What is being asked>
Please explain, in one to three sentences, what role the storage provider page gives the IStorageProvider interface in NPipeline connectors.

# Start of Page text

Skip to main content

Storage Provider Interface

Overview

The IStorageProvider interface is a foundational abstraction that enables NPipeline connectors to work with multiple storage backends—from local filesystems to cloud services and databases. This document explains the core concepts, capabilities, and patterns for working with storage providers.

Core Interface

IStorageProvider defines the following operations:

Essential Operations

  • OpenReadAsync(uri, cancellationToken) - Opens a readable stream for a resource
  • OpenWriteAsync(uri, cancellationToken) - Opens a writable stream for a resource
  • ExistsAsync(uri, cancellationToken) - Checks whether a resource exists

Extended Operations (Optional)

# End of Page text
# Start of Records supplied

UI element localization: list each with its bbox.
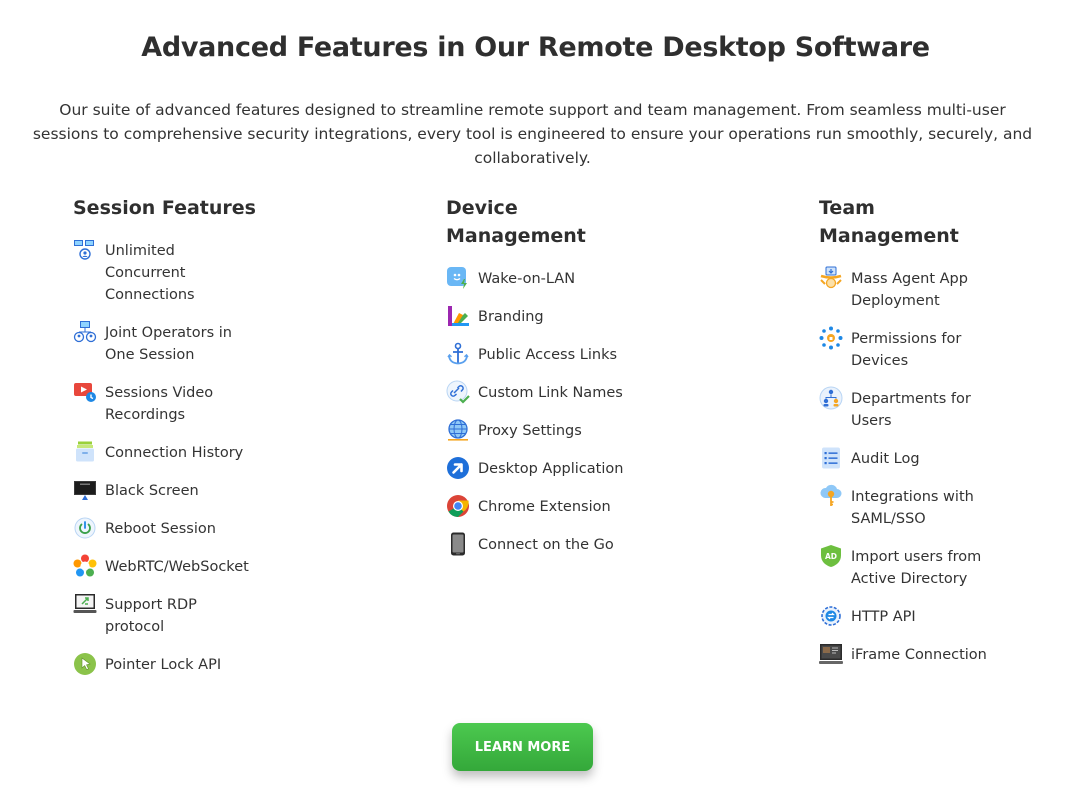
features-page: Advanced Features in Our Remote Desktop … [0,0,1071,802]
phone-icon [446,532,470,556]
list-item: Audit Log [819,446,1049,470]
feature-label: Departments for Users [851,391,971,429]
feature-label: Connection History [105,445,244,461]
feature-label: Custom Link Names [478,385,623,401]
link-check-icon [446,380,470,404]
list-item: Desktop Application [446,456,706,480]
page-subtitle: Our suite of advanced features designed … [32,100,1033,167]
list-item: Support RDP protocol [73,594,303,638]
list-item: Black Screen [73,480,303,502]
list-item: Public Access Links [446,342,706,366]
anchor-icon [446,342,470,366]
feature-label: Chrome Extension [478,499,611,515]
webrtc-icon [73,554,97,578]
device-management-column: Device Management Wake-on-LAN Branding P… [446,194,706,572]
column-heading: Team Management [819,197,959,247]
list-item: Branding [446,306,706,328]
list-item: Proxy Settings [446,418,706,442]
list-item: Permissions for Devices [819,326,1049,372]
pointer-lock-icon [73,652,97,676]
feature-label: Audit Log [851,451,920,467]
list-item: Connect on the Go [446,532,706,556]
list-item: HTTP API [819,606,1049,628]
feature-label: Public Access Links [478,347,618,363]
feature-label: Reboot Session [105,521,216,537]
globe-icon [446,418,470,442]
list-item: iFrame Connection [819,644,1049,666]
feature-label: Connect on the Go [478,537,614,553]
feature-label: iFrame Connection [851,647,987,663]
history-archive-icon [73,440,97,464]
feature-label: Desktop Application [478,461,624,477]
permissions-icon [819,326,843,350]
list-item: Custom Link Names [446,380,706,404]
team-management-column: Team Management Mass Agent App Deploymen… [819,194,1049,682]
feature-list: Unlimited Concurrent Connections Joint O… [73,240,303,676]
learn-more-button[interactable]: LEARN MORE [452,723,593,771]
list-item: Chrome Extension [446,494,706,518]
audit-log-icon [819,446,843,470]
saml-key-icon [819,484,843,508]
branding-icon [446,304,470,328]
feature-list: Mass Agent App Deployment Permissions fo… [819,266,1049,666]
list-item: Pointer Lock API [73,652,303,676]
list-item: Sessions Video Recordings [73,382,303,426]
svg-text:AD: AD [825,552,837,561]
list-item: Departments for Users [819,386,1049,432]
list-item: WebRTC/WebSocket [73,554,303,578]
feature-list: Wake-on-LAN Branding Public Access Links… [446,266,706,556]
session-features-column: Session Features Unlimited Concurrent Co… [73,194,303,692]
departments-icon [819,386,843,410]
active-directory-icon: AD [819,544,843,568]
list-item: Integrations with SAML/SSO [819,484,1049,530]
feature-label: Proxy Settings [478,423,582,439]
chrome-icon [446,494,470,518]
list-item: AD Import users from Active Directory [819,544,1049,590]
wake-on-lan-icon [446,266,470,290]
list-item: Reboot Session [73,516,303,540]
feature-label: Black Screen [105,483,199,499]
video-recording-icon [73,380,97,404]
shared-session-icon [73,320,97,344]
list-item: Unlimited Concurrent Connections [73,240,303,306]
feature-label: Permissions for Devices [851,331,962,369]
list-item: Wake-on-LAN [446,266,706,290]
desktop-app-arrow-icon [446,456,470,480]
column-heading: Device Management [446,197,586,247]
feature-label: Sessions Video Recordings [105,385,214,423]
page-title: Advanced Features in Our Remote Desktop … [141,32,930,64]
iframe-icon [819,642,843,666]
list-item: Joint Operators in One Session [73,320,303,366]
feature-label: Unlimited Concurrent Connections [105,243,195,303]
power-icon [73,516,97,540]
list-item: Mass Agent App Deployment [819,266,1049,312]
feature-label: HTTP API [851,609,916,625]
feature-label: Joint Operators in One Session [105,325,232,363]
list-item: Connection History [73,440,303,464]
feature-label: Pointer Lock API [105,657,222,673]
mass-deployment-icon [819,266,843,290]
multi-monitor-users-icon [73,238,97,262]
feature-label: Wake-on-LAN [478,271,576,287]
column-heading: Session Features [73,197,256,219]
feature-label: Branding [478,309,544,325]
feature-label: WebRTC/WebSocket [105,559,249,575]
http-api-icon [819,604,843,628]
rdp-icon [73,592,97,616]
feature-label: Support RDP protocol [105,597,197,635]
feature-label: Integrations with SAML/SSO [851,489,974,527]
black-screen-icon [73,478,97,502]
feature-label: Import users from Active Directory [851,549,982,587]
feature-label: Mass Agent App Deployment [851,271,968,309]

# End of Records supplied
# Start of Records supplied

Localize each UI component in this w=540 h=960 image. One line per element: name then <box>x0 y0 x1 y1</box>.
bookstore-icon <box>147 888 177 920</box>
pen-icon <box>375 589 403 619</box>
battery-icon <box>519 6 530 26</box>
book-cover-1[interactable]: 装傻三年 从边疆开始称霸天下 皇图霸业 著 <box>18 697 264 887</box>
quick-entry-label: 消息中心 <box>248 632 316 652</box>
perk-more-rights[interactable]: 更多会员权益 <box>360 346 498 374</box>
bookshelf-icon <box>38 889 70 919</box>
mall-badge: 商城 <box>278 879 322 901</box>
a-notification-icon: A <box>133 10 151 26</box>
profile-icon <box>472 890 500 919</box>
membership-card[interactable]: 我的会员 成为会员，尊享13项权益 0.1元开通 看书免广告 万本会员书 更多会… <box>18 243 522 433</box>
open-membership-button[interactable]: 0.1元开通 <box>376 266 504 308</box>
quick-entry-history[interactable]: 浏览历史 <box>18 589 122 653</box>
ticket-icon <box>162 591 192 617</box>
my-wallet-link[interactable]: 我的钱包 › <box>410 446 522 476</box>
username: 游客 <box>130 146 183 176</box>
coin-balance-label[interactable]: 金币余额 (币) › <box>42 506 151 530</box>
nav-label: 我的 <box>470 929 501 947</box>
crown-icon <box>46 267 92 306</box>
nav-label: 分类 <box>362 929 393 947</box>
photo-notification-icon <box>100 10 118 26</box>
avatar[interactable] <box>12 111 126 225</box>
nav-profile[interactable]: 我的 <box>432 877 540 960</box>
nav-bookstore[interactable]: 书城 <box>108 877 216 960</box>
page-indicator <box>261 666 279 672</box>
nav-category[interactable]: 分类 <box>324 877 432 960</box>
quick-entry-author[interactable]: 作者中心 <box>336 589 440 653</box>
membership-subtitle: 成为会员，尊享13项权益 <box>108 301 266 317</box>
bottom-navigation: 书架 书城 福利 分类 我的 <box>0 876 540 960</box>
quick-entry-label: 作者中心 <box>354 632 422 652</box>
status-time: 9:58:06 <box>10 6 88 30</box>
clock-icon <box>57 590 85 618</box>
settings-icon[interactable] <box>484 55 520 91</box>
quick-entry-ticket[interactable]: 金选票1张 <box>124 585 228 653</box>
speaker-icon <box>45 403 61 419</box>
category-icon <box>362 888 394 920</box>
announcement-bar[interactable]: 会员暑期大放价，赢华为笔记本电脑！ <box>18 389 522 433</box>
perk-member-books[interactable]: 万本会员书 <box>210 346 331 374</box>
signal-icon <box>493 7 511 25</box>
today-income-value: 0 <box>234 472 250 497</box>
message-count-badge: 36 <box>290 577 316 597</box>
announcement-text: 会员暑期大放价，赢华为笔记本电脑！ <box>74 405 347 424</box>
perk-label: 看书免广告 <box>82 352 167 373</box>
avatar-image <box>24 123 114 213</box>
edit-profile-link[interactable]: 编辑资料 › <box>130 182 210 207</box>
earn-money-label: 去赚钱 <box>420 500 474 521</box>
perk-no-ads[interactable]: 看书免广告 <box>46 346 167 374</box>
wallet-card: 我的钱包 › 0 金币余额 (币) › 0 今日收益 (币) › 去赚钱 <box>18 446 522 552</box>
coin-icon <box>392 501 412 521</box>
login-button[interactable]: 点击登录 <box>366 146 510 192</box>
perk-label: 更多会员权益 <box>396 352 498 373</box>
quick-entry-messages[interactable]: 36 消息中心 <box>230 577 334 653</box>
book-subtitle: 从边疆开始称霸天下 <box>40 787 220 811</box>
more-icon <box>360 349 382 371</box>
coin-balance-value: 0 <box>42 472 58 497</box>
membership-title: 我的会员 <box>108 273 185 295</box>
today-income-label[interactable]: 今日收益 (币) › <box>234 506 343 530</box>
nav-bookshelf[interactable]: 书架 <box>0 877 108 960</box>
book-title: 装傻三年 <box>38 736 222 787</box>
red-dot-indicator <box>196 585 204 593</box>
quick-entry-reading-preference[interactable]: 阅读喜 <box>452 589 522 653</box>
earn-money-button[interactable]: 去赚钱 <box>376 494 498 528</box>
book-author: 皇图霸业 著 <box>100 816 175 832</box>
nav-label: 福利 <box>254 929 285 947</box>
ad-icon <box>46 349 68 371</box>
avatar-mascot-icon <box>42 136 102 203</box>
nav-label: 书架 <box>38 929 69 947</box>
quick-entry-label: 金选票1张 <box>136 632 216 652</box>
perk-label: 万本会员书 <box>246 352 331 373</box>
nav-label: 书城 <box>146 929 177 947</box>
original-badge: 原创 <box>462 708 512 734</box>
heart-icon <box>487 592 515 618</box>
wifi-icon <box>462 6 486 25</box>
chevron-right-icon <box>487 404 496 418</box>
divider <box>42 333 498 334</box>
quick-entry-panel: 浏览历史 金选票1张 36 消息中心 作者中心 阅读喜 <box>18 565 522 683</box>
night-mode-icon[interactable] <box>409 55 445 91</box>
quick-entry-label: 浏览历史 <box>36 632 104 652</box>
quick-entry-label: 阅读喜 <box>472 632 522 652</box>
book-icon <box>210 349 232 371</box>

# End of Records supplied

Right answer>
The IStorageProvider interface is a foundational abstraction for NPipeline connectors. It lets them work with multiple storage backends, from local filesystems to cloud services and databases.